**Stated exercise**
List each line in which the string "заявок" appears.

================

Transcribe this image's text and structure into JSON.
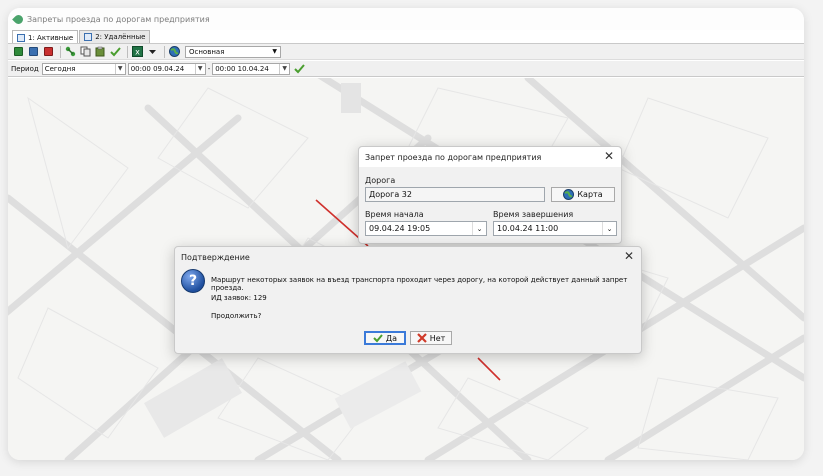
{
  "window": {
    "title": "Запреты проезда по дорогам предприятия"
  },
  "tabs": [
    {
      "label": "1: Активные",
      "active": true
    },
    {
      "label": "2: Удалённые",
      "active": false
    }
  ],
  "toolbar": {
    "icons": [
      "add-icon",
      "edit-icon",
      "delete-icon",
      "route-icon",
      "copy-icon",
      "paste-icon",
      "apply-check-icon",
      "export-excel-icon",
      "dropdown-arrow-icon",
      "globe-icon"
    ],
    "layer_value": "Основная"
  },
  "filter": {
    "period_label": "Период",
    "period_value": "Сегодня",
    "from_value": "00:00 09.04.24",
    "separator": "-",
    "to_value": "00:00 10.04.24"
  },
  "road_dialog": {
    "title": "Запрет проезда по дорогам предприятия",
    "road_label": "Дорога",
    "road_value": "Дорога 32",
    "map_button": "Карта",
    "start_label": "Время начала",
    "start_value": "09.04.24 19:05",
    "end_label": "Время завершения",
    "end_value": "10.04.24 11:00"
  },
  "confirm_dialog": {
    "title": "Подтверждение",
    "message": "Маршрут некоторых заявок на въезд транспорта проходит через дорогу, на которой действует данный запрет проезда.",
    "ids_line": "ИД заявок: 129",
    "question": "Продолжить?",
    "yes_label": "Да",
    "no_label": "Нет"
  },
  "colors": {
    "accent": "#3b7ad9",
    "route": "#d0312d",
    "check": "#4a9e2f",
    "no": "#d03a2a"
  }
}
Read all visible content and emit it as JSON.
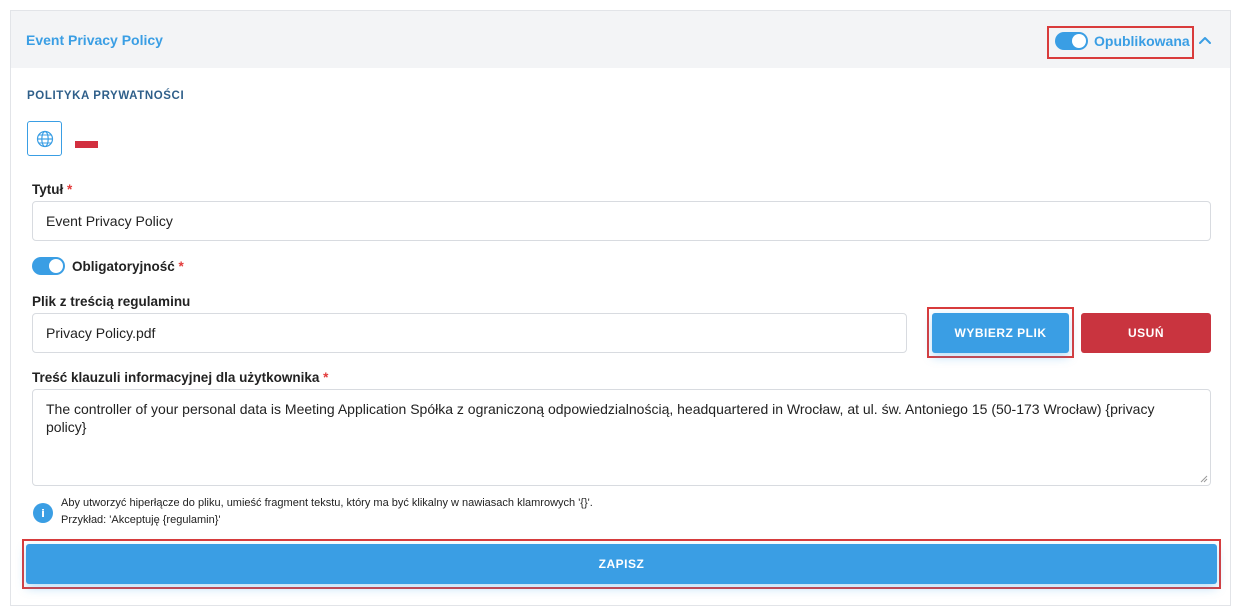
{
  "header": {
    "title": "Event Privacy Policy",
    "published_label": "Opublikowana",
    "published": true
  },
  "section": {
    "title": "POLITYKA PRYWATNOŚCI"
  },
  "language": {
    "globe_icon": "globe-icon",
    "flag": "pl-flag"
  },
  "form": {
    "title_label": "Tytuł",
    "required_mark": "*",
    "title_value": "Event Privacy Policy",
    "mandatory_label": "Obligatoryjność",
    "mandatory": true,
    "file_label": "Plik z treścią regulaminu",
    "file_value": "Privacy Policy.pdf",
    "choose_file_button": "WYBIERZ PLIK",
    "remove_button": "USUŃ",
    "clause_label": "Treść klauzuli informacyjnej dla użytkownika",
    "clause_value": "The controller of your personal data is Meeting Application Spółka z ograniczoną odpowiedzialnością, headquartered in Wrocław, at ul. św. Antoniego 15 (50-173 Wrocław) {privacy policy}",
    "info_line1": "Aby utworzyć hiperłącze do pliku, umieść fragment tekstu, który ma być klikalny w nawiasach klamrowych '{}'.",
    "info_line2": "Przykład: 'Akceptuję {regulamin}'",
    "save_button": "ZAPISZ"
  },
  "colors": {
    "accent": "#3a9ee4",
    "danger": "#c9343f",
    "highlight": "#d93b3b",
    "flag_red": "#d22f3f"
  }
}
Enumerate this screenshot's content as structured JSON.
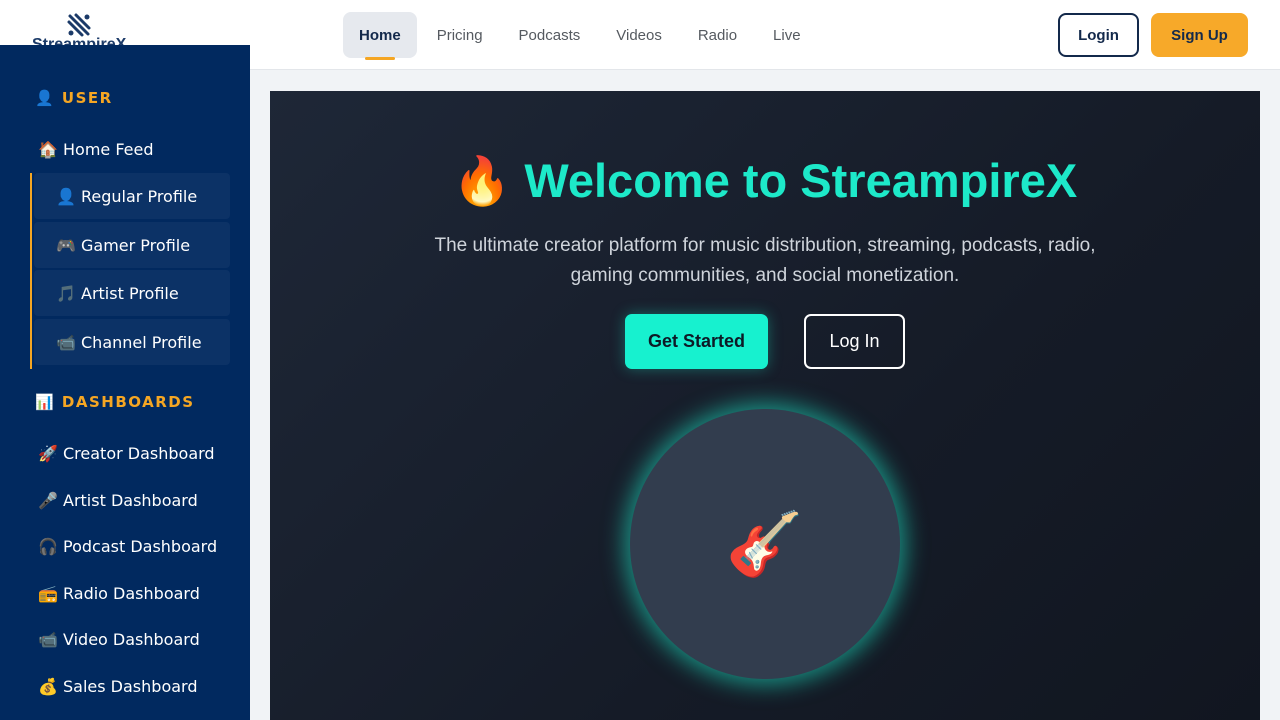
{
  "brand": {
    "name": "StreampireX"
  },
  "nav": {
    "items": [
      {
        "label": "Home",
        "active": true
      },
      {
        "label": "Pricing"
      },
      {
        "label": "Podcasts"
      },
      {
        "label": "Videos"
      },
      {
        "label": "Radio"
      },
      {
        "label": "Live"
      }
    ]
  },
  "header": {
    "login_label": "Login",
    "signup_label": "Sign Up"
  },
  "sidebar": {
    "user_heading": "👤 USER",
    "home_feed": "🏠 Home Feed",
    "profiles": [
      "👤 Regular Profile",
      "🎮 Gamer Profile",
      "🎵 Artist Profile",
      "📹 Channel Profile"
    ],
    "dashboards_heading": "📊 DASHBOARDS",
    "dashboards": [
      "🚀 Creator Dashboard",
      "🎤 Artist Dashboard",
      "🎧 Podcast Dashboard",
      "📻 Radio Dashboard",
      "📹 Video Dashboard",
      "💰 Sales Dashboard"
    ]
  },
  "hero": {
    "title": "🔥 Welcome to StreampireX",
    "subtitle": "The ultimate creator platform for music distribution, streaming, podcasts, radio, gaming communities, and social monetization.",
    "cta_primary": "Get Started",
    "cta_secondary": "Log In",
    "feature_icon": "🎸"
  },
  "colors": {
    "accent_teal": "#1de9c9",
    "accent_orange": "#f5a623",
    "sidebar_bg": "#01295f",
    "navy": "#13294b"
  }
}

================

**Complete output**
    "message": "Маршрут некоторых заявок на въезд транспорта проходит через дорогу, на которой действует данный запрет проезда.",
    "ids_line": "ИД заявок: 129",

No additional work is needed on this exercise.